◆ **課題 A**: 以下の抜粋テキストを2文で要約してください。
··· 抜粋テキスト ···
江戸時代に商人の町として栄えた美濃市には、屋根の両端に防火壁を取り付けた建物が並ぶ「うだつの上がる町並み」や、国の重要文化財指定の「小坂家住宅」など、歴史的建築物が数多く残る。
全国初の森林に関する総合教育機関「岐阜県立森林文化アカデミー」では、林業をはじめ伝統建築、里山の自然環境・景観の保全、森林文化など、幅広い分野を学ぶことができる。少子化や高齢化の影響で、全国的に学生集めに苦労する学校が多いなか、アカデミーには全国各地から多くの応募が寄せられている。
岐阜県立森林文化アカデミーの辻 充孝教授に、カリキュラムの内容について話を聞いた。
<岐阜県立森林文化アカデミーの公式HPはこちら>
マンツーマンに近い指導だから未経験でも安心
岐阜県は、県土の82%を森林が占め、森林県と呼ばれている。そんな中、岐阜県立森林文化アカデミーは、1971年に日本初の林業短期大学校として開校。林業後継者と木材技術者の育成を目的とし、林業に関する専門知識や技術を身につけるための教育を実施してきた。30年間で600名を超える卒業生を輩出し、林業分野の人材育成に貢献してきた。
その後、岐阜県の豊かな資源を最大限に活かすため、2001年に森林に関してより総合的な学びを深められる学校「岐阜県立森林文化アカデミー」として新たなスタートを切りました。
当校は、高校新卒を対象として現場で考え行動できる技術者を目指す『森と木のエンジニア科(2年制)』と、22歳以上を対象として森林に関わる専門家を目指す『森と木のクリエーター科(2年制)』の2つの学科(各20名)を提供しています。
「全校生80名に対して、常勤教員18名が講義を担当します。そのため、ほぼマンツーマンに近いカタチで個々のニーズに合わせたきめ細やかな指導が可能です」
「森と木のクリエーター科」は大卒者や社会人経験者が対象で、林業・森林環境教育・木造建築・木工の4つの専門分野にわかれている。同学科に在学する学生全体の7割以上が社会人で、異業種から森林・林業・木材産業へのキャリアチェンジを目指す。
「昨年は、自然の魅力に惹かれて都内のIT企業を辞めて入学した方がいらっしゃいました。未経験から森林に関わる仕事を選んだ理由を尋ねると、緑豊かな自然の中で働きたかったとおっしゃる方が多いですね」
33haを誇る広大な演習林での実習
少人数制で一人ひとりに丁寧な指導ができ、実習の機会を多く確保できる点も「岐阜県立森林文化アカデミー」の特徴となっている。敷地内には、東京ドーム約7個がすっぽりおさまる33haの広大な演習林が隣接しており、学生は実践的なスキルを積むことができる。
「コースによって、植林やチェーンソーによる伐倒、演習林を活かした宿泊型子供向けキャンププログラムの実施、家具製作など、実習内容はさまざまです。木造建築専攻では、入学してすぐに自力建設の授業が始まります。演習林の木材を学生自らが製材・加工し、学内に木造建築物を作るプロジェクトです。これまでに、シャワー室や駐輪場、アトリエなど合計23個の建築物を製作しました」
演習林には、ヒノキやスギといった豊富な種類の樹木が生い茂り、実習や植生調査などに利用されている。
···
◆ **課題 B**: 記録の冒頭から「- data-label: 1.318: [230, 135, 263, 150]」を含む行までを、「x-tick-label」を「category-label」に書き換え、ほかは変えずにもう一度示すこと。
··· 課題用データ ···
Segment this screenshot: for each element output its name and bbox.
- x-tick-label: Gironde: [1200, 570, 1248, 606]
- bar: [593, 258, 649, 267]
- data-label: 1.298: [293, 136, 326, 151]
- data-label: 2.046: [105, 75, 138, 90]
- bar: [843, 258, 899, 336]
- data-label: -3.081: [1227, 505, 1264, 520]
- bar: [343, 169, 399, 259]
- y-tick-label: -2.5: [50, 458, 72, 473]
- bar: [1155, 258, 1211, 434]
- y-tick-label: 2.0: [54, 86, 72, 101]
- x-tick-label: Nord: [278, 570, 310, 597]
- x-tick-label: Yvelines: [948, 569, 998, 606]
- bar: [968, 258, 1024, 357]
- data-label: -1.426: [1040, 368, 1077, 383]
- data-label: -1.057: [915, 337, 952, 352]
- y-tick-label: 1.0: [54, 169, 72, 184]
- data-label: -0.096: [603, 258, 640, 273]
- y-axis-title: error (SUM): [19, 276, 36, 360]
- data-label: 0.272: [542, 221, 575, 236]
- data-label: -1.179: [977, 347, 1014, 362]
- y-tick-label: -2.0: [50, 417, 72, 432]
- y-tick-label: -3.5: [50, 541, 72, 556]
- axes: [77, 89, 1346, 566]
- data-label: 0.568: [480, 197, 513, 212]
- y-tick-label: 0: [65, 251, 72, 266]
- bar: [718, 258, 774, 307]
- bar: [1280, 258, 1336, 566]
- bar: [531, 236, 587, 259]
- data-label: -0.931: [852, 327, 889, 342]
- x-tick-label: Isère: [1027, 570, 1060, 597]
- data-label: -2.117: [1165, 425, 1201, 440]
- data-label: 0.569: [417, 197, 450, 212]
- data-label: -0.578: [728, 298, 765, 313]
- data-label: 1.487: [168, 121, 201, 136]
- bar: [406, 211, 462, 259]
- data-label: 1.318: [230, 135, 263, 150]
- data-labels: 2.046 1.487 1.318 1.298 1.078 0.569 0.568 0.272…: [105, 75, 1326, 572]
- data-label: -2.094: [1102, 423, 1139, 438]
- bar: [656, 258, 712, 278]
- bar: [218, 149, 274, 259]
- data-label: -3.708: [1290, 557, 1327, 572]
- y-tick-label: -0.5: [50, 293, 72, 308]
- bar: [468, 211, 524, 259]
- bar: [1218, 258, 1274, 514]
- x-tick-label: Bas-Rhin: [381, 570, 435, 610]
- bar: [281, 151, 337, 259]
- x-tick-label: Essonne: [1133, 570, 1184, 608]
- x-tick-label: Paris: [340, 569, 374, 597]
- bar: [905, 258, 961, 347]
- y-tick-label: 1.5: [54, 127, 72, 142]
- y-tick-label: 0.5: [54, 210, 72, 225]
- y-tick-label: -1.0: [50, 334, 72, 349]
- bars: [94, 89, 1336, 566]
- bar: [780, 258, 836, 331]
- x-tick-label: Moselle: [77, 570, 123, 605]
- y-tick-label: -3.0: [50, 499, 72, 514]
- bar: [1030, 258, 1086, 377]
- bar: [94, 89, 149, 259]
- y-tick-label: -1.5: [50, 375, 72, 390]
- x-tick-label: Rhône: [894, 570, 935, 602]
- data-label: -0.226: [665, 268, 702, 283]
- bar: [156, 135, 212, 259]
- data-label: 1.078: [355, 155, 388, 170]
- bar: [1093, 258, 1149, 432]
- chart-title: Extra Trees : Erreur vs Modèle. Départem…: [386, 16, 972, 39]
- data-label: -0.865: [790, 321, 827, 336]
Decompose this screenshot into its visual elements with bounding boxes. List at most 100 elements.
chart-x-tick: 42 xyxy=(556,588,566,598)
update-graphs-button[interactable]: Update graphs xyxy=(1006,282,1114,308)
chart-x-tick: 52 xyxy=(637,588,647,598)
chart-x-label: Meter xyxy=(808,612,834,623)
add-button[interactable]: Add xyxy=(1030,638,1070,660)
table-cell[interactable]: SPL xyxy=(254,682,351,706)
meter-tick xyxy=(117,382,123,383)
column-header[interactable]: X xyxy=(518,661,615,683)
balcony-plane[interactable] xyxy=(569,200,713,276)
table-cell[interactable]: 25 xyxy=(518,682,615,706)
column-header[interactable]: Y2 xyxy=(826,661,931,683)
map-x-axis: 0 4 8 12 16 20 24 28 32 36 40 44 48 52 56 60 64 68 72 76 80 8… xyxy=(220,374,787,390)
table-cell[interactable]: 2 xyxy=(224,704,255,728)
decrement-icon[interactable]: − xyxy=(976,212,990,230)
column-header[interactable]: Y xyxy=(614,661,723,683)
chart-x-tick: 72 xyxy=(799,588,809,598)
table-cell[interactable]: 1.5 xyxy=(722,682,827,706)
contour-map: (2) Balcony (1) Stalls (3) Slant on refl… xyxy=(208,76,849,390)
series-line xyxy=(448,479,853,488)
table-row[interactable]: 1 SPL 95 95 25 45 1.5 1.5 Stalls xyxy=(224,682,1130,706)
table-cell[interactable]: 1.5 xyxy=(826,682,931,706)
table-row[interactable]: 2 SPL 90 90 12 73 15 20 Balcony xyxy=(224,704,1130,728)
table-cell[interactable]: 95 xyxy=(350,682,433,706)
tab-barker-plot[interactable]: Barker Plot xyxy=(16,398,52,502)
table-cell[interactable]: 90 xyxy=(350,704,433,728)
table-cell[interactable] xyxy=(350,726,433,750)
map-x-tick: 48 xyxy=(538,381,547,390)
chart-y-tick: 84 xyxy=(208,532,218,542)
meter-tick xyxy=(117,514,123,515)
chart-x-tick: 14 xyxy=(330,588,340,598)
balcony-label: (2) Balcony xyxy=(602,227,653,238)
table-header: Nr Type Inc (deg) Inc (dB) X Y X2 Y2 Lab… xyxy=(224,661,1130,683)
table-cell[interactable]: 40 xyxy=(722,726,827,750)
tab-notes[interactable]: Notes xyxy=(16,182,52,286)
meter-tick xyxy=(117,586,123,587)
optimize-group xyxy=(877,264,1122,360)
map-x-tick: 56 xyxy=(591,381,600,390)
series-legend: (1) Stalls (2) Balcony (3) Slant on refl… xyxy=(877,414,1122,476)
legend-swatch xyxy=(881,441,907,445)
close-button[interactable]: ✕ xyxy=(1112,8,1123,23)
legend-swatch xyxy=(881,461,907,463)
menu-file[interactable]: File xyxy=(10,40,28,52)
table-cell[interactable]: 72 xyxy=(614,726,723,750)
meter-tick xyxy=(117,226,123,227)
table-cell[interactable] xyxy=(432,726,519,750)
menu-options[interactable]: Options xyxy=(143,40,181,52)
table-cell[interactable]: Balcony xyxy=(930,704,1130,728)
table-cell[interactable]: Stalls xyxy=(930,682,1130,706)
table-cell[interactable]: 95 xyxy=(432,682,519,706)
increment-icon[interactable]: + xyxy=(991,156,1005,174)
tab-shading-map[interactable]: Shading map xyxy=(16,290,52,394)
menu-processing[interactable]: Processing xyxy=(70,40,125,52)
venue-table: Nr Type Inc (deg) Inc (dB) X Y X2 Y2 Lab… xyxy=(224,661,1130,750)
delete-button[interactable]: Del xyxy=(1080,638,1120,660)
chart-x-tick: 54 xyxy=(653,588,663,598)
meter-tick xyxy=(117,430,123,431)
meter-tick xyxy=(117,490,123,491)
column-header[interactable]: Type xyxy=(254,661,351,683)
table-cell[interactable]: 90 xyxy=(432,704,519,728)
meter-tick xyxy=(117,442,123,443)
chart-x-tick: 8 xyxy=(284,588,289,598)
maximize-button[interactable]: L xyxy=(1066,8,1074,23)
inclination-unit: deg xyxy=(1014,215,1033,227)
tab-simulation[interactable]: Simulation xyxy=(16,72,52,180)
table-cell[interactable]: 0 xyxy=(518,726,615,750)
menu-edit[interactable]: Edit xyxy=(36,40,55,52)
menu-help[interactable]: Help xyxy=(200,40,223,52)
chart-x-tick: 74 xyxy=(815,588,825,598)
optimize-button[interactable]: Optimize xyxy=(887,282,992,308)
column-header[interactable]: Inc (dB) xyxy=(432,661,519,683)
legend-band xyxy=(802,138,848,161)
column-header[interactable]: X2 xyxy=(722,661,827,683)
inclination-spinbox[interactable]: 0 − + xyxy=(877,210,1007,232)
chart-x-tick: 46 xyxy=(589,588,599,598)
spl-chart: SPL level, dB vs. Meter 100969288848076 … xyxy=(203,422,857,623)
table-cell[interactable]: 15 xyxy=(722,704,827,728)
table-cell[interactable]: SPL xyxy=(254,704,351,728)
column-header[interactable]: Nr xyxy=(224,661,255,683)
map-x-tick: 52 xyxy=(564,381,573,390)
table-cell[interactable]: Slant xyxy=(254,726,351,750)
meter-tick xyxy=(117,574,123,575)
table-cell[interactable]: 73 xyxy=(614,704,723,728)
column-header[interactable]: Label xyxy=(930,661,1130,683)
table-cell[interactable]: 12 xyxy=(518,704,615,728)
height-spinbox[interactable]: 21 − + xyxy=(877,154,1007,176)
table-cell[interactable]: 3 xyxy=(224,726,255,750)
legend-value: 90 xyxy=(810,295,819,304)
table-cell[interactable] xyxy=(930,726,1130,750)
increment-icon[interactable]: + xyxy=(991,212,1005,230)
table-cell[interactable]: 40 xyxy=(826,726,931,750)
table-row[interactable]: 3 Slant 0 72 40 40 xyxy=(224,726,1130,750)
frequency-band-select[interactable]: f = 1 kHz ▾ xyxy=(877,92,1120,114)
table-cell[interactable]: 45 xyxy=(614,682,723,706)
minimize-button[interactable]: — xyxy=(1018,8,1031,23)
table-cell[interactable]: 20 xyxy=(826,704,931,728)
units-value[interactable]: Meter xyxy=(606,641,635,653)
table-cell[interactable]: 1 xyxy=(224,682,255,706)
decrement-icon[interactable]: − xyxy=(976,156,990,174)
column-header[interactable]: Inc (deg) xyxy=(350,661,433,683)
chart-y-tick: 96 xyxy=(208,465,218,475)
···
◆ **解答 A**: 岐阜県立森林文化アカデミーは、1971年に日本初の林業短期大学校として開校し、2001年に森林についてより総合的に学べる学校として新たなスタートを切った。高校新卒向けの「森と木のエンジニア科」と22歳以上向けの「森と木のクリエーター科」を持ち、ほぼマンツーマンに近い少人数指導と33haの演習林での実習を特徴としている。

◆ **解答 B**:
Segment this screenshot: for each element output its name and bbox.
- category-label: Gironde: [1200, 570, 1248, 606]
- bar: [593, 258, 649, 267]
- data-label: 1.298: [293, 136, 326, 151]
- data-label: 2.046: [105, 75, 138, 90]
- bar: [843, 258, 899, 336]
- data-label: -3.081: [1227, 505, 1264, 520]
- bar: [343, 169, 399, 259]
- y-tick-label: -2.5: [50, 458, 72, 473]
- bar: [1155, 258, 1211, 434]
- y-tick-label: 2.0: [54, 86, 72, 101]
- category-label: Nord: [278, 570, 310, 597]
- category-label: Yvelines: [948, 569, 998, 606]
- bar: [968, 258, 1024, 357]
- data-label: -1.426: [1040, 368, 1077, 383]
- data-label: -1.057: [915, 337, 952, 352]
- y-tick-label: 1.0: [54, 169, 72, 184]
- data-label: -0.096: [603, 258, 640, 273]
- y-axis-title: error (SUM): [19, 276, 36, 360]
- data-label: 0.272: [542, 221, 575, 236]
- data-label: -1.179: [977, 347, 1014, 362]
- y-tick-label: -2.0: [50, 417, 72, 432]
- y-tick-label: -3.5: [50, 541, 72, 556]
- axes: [77, 89, 1346, 566]
- data-label: 0.568: [480, 197, 513, 212]
- y-tick-label: 0: [65, 251, 72, 266]
- bar: [718, 258, 774, 307]
- bar: [1280, 258, 1336, 566]
- bar: [531, 236, 587, 259]
- data-label: -0.931: [852, 327, 889, 342]
- category-label: Isère: [1027, 570, 1060, 597]
- data-label: -2.117: [1165, 425, 1201, 440]
- data-label: 0.569: [417, 197, 450, 212]
- data-label: -0.578: [728, 298, 765, 313]
- data-label: 1.487: [168, 121, 201, 136]
- bar: [406, 211, 462, 259]
- data-label: 1.318: [230, 135, 263, 150]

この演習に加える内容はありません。